--- Start of Records supplied ---

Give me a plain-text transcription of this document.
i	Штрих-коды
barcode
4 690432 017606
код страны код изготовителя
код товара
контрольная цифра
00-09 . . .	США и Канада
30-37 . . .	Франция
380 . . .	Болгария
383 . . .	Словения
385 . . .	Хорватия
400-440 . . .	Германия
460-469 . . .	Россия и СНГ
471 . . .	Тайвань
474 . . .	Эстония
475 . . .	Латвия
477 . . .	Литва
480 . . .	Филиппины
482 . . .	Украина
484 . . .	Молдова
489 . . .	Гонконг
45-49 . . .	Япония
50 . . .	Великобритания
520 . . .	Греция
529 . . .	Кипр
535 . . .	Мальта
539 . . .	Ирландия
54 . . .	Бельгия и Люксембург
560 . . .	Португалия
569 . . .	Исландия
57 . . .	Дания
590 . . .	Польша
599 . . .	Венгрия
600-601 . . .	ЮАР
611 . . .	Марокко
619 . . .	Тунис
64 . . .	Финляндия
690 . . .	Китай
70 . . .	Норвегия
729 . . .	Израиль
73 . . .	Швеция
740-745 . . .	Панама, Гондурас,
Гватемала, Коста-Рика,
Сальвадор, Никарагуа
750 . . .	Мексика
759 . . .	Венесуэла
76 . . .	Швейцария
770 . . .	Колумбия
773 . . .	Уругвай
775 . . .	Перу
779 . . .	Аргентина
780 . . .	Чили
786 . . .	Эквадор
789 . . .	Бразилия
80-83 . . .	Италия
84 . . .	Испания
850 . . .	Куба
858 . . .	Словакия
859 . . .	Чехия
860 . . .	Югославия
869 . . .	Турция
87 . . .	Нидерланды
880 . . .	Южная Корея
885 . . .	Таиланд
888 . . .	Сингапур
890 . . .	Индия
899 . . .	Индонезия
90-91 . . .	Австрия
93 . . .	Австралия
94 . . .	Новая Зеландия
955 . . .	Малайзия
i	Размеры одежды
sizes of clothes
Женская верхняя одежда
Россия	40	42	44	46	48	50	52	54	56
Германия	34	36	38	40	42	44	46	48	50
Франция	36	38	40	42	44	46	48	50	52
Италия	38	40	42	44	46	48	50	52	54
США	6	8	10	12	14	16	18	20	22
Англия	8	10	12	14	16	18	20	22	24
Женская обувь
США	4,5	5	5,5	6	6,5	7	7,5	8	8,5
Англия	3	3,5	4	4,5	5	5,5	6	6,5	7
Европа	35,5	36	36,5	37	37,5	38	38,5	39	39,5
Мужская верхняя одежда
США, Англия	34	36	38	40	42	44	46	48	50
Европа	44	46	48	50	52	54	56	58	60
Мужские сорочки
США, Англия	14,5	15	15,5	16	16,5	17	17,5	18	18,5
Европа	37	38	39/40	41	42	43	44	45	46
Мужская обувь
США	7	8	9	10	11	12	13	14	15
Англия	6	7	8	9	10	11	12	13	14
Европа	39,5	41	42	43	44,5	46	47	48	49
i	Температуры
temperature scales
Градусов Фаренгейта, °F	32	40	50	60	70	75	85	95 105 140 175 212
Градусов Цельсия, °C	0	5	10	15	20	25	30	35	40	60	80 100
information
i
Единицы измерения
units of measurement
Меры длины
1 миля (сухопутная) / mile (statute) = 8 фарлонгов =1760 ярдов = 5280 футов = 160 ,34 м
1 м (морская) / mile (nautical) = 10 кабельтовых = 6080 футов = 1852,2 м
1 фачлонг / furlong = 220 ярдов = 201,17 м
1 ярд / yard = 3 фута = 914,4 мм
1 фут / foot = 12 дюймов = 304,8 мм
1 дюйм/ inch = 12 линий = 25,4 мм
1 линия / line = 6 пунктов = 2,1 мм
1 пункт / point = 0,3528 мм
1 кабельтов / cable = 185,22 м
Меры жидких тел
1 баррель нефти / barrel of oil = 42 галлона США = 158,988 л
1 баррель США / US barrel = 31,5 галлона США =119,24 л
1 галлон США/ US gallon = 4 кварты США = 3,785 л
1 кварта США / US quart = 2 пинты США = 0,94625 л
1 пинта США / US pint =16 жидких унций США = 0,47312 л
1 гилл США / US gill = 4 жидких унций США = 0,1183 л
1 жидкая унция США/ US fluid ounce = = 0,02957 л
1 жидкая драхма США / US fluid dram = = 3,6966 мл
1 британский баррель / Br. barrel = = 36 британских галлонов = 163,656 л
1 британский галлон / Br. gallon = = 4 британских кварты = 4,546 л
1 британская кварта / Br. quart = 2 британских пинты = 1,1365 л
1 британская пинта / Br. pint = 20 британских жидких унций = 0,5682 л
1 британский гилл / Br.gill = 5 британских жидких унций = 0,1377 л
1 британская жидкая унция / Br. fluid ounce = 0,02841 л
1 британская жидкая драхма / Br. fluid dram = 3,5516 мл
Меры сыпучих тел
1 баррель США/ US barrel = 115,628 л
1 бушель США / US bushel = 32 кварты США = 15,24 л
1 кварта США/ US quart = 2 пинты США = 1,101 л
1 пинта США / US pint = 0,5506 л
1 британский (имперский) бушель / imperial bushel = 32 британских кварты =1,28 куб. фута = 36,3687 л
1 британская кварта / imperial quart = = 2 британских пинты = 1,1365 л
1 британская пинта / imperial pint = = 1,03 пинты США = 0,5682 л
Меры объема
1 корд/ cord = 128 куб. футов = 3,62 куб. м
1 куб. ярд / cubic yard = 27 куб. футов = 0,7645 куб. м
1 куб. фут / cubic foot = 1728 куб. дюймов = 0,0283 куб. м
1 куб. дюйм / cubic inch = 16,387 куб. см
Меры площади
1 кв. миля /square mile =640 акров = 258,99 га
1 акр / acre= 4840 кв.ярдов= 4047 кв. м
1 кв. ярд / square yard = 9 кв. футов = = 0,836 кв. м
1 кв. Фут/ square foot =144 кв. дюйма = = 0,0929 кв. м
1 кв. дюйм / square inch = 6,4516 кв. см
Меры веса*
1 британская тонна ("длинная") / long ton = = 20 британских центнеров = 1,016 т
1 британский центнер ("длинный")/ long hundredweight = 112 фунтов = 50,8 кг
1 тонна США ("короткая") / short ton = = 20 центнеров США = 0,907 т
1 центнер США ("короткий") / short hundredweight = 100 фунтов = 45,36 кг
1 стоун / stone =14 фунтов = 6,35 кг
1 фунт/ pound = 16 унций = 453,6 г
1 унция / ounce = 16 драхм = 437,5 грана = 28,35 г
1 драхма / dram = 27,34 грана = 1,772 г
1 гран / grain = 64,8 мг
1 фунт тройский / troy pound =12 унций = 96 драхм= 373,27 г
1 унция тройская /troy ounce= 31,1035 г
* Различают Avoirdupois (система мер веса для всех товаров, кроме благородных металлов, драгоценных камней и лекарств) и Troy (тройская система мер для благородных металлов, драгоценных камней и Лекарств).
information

--- End of Records supplied ---

> **Required task**:
Give only the number of lines in the material above that include the word "yard".

> **Task result**:
3